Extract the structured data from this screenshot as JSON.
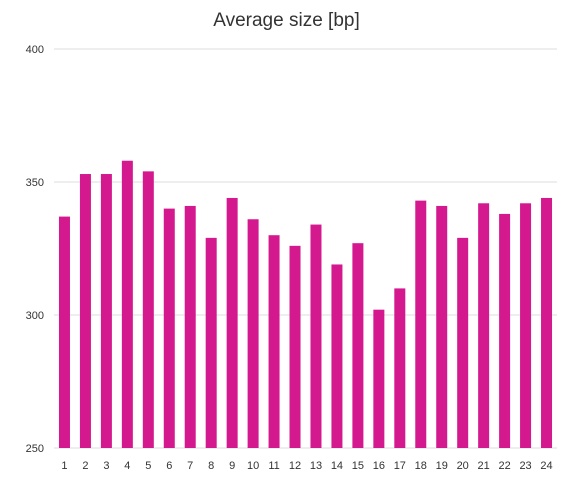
{
  "chart_data": {
    "type": "bar",
    "title": "Average size [bp]",
    "xlabel": "",
    "ylabel": "",
    "categories": [
      "1",
      "2",
      "3",
      "4",
      "5",
      "6",
      "7",
      "8",
      "9",
      "10",
      "11",
      "12",
      "13",
      "14",
      "15",
      "16",
      "17",
      "18",
      "19",
      "20",
      "21",
      "22",
      "23",
      "24"
    ],
    "values": [
      337,
      353,
      353,
      358,
      354,
      340,
      341,
      329,
      344,
      336,
      330,
      326,
      334,
      319,
      327,
      302,
      310,
      343,
      341,
      329,
      342,
      338,
      342,
      344
    ],
    "ylim": [
      250,
      400
    ],
    "yticks": [
      "400",
      "350",
      "300",
      "250"
    ],
    "grid": true,
    "bar_color": "#d4198f",
    "grid_color": "#dddddd"
  }
}
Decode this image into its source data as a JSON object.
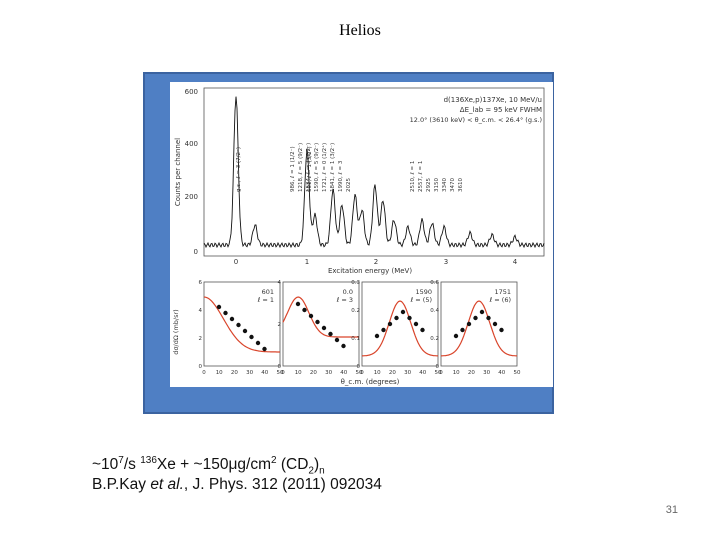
{
  "slide": {
    "title": "Helios",
    "page_number": "31"
  },
  "citation": {
    "line1_prefix": "~10",
    "line1_exp": "7",
    "line1_mid": "/s ",
    "line1_iso": "136",
    "line1_rest": "Xe + ~150μg/cm",
    "line1_exp2": "2",
    "line1_tail": " (CD",
    "line1_sub": "2",
    "line1_close": ")",
    "line1_subn": "n",
    "line2_authors": "B.P.Kay ",
    "line2_etal": "et al.",
    "line2_ref": ", J. Phys. 312 (2011) 092034"
  },
  "figure": {
    "top_panel": {
      "reaction": "d(136Xe,p)137Xe, 10 MeV/u",
      "resolution": "ΔE_lab = 95 keV FWHM",
      "angle_cut": "12.0° (3610 keV) < θ_c.m. < 26.4° (g.s.)",
      "ylabel": "Counts per channel",
      "xlabel": "Excitation energy (MeV)",
      "yticks": [
        "0",
        "200",
        "400",
        "600"
      ],
      "xticks": [
        "0",
        "1",
        "2",
        "3",
        "4"
      ],
      "peak_labels": [
        "g.s., ℓ = 3 (7/2⁻)",
        "601, ℓ = 1 (3/2⁻)",
        "986, ℓ = 1 (1/2⁻)",
        "1218, ℓ = 5 (9/2⁻)",
        "1534, ℓ = 3 (5/2⁻)",
        "1590, ℓ = 5 (9/2⁻)",
        "1721, ℓ = 0 (1/2⁺)",
        "1841, ℓ = 1 (3/2⁻)",
        "1990, ℓ = 3",
        "2025",
        "2510, ℓ = 1",
        "2557, ℓ = 1",
        "2925",
        "3150",
        "3340",
        "3470",
        "3610"
      ]
    },
    "bottom_panels": [
      {
        "label": "601",
        "sub": "ℓ = 1",
        "yticks": [
          "0",
          "2",
          "4",
          "6"
        ]
      },
      {
        "label": "0.0",
        "sub": "ℓ = 3",
        "yticks": [
          "0",
          "2",
          "4"
        ]
      },
      {
        "label": "1590",
        "sub": "ℓ = (5)",
        "yticks": [
          "0",
          "0.1",
          "0.2",
          "0.3"
        ]
      },
      {
        "label": "1751",
        "sub": "ℓ = (6)",
        "yticks": [
          "0",
          "0.2",
          "0.4",
          "0.6"
        ]
      }
    ],
    "bottom_ylabel": "dσ/dΩ (mb/sr)",
    "bottom_xlabel": "θ_c.m. (degrees)",
    "bottom_xticks": [
      "0",
      "10",
      "20",
      "30",
      "40",
      "50"
    ]
  },
  "colors": {
    "frame": "#4f7fc4",
    "fit_curve": "#d9452b",
    "data": "#111111"
  }
}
• • • •
### Directions for this task
The word "JSON" may occur in lines of the records. Report how many such lines there are, giving only the number.

### Solution to this exercise
2